▸ **Task prompt**:
Using the data beneath, show every line that includes the word "this".
═════ Provided records
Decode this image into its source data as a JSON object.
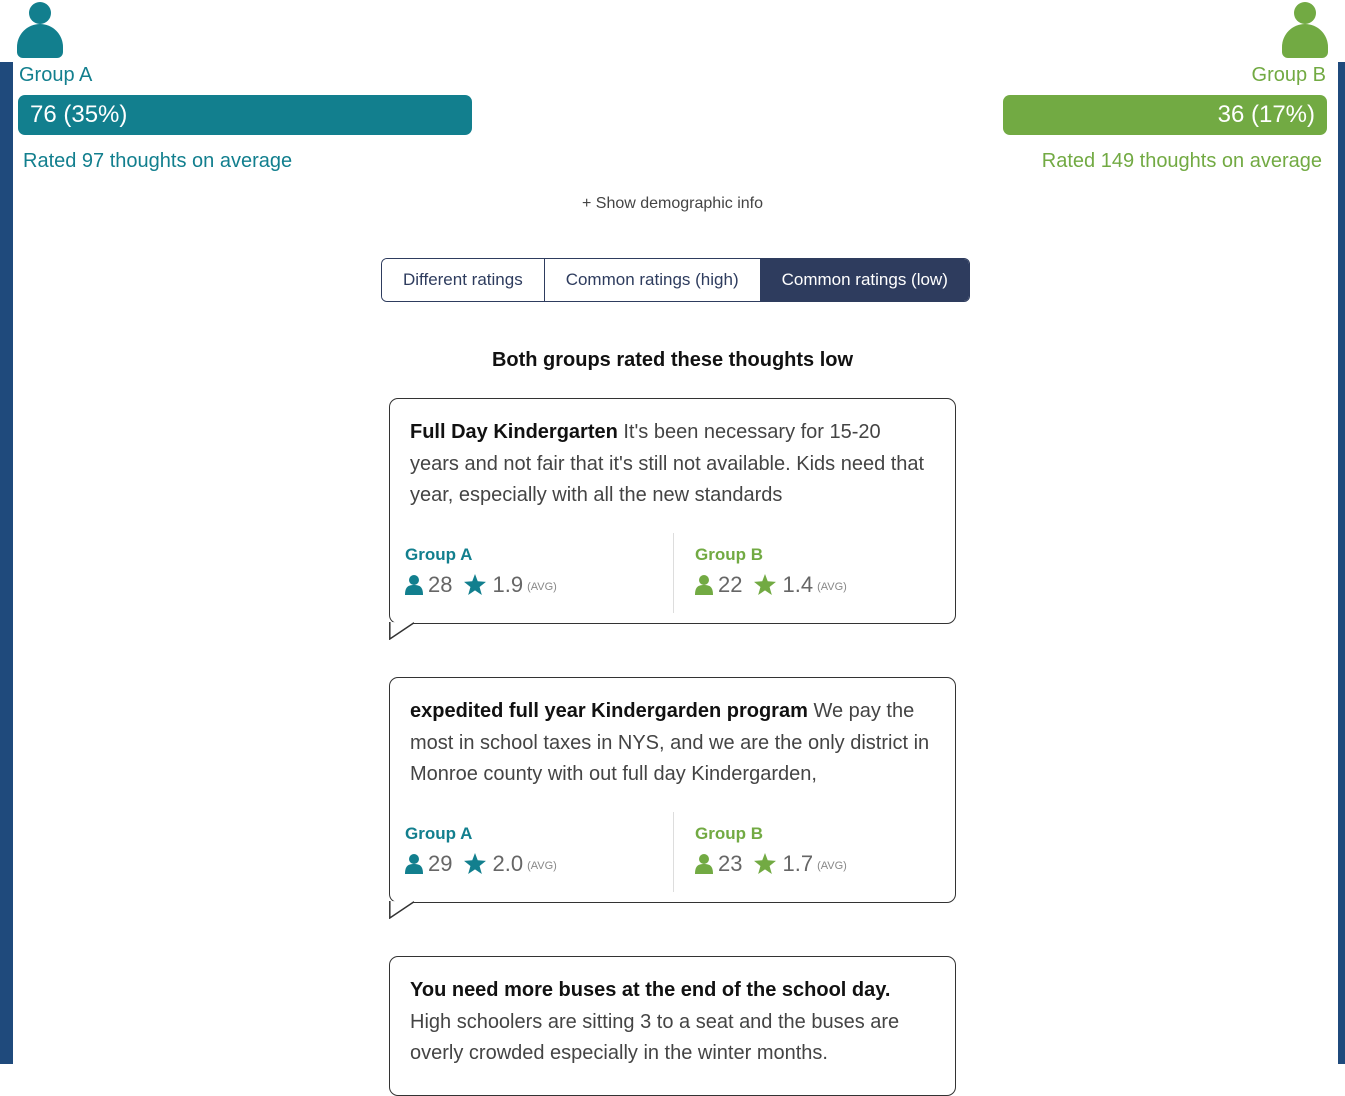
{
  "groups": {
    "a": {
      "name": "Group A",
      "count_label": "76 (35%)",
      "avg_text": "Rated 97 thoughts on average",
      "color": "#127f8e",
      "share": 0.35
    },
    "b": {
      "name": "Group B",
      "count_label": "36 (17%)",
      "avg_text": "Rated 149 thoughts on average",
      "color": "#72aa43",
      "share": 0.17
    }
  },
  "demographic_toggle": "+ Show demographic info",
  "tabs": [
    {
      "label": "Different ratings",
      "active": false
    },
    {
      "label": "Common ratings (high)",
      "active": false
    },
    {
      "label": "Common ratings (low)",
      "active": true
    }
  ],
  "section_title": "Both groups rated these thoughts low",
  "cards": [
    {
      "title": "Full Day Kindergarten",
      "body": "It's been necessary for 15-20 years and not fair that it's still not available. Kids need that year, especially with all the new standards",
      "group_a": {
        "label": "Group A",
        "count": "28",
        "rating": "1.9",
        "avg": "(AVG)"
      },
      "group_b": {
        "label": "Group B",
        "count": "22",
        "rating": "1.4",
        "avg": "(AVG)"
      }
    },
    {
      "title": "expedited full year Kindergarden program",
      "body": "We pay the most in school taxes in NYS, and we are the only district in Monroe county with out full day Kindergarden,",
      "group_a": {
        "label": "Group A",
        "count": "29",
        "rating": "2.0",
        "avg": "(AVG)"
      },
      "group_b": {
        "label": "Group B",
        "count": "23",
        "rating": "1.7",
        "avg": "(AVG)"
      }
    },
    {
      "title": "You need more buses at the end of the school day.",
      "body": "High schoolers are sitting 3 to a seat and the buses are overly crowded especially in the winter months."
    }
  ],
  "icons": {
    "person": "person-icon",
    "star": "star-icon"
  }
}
══════════
═════ Provided records
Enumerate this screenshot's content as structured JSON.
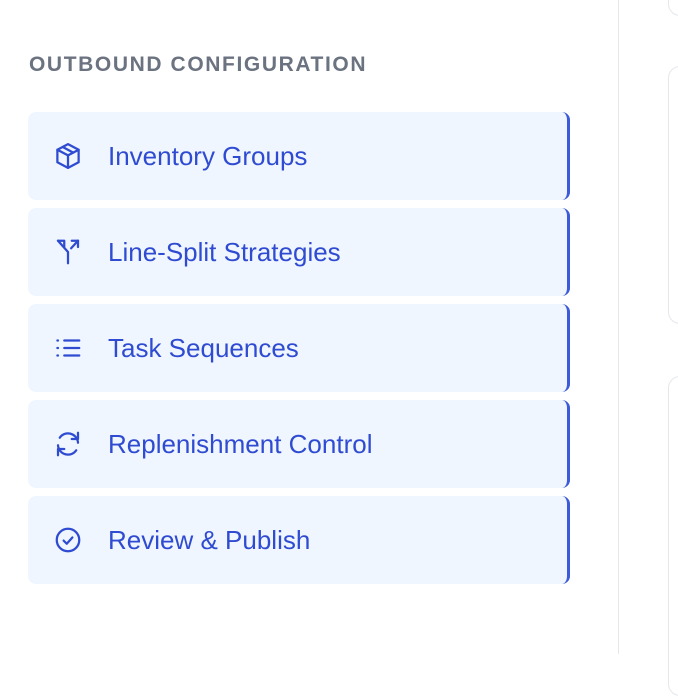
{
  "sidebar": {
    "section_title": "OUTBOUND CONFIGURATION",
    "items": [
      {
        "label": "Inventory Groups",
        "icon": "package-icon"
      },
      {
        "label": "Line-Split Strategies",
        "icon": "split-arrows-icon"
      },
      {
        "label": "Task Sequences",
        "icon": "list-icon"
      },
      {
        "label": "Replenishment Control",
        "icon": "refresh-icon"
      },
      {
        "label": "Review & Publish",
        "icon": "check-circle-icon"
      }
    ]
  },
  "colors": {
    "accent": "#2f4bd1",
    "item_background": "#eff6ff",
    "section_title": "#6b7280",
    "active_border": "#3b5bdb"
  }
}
══════════
▸ **Answer below**:
Decode this image into its source data as a JSON object.
Enumerate this screenshot's content as structured JSON.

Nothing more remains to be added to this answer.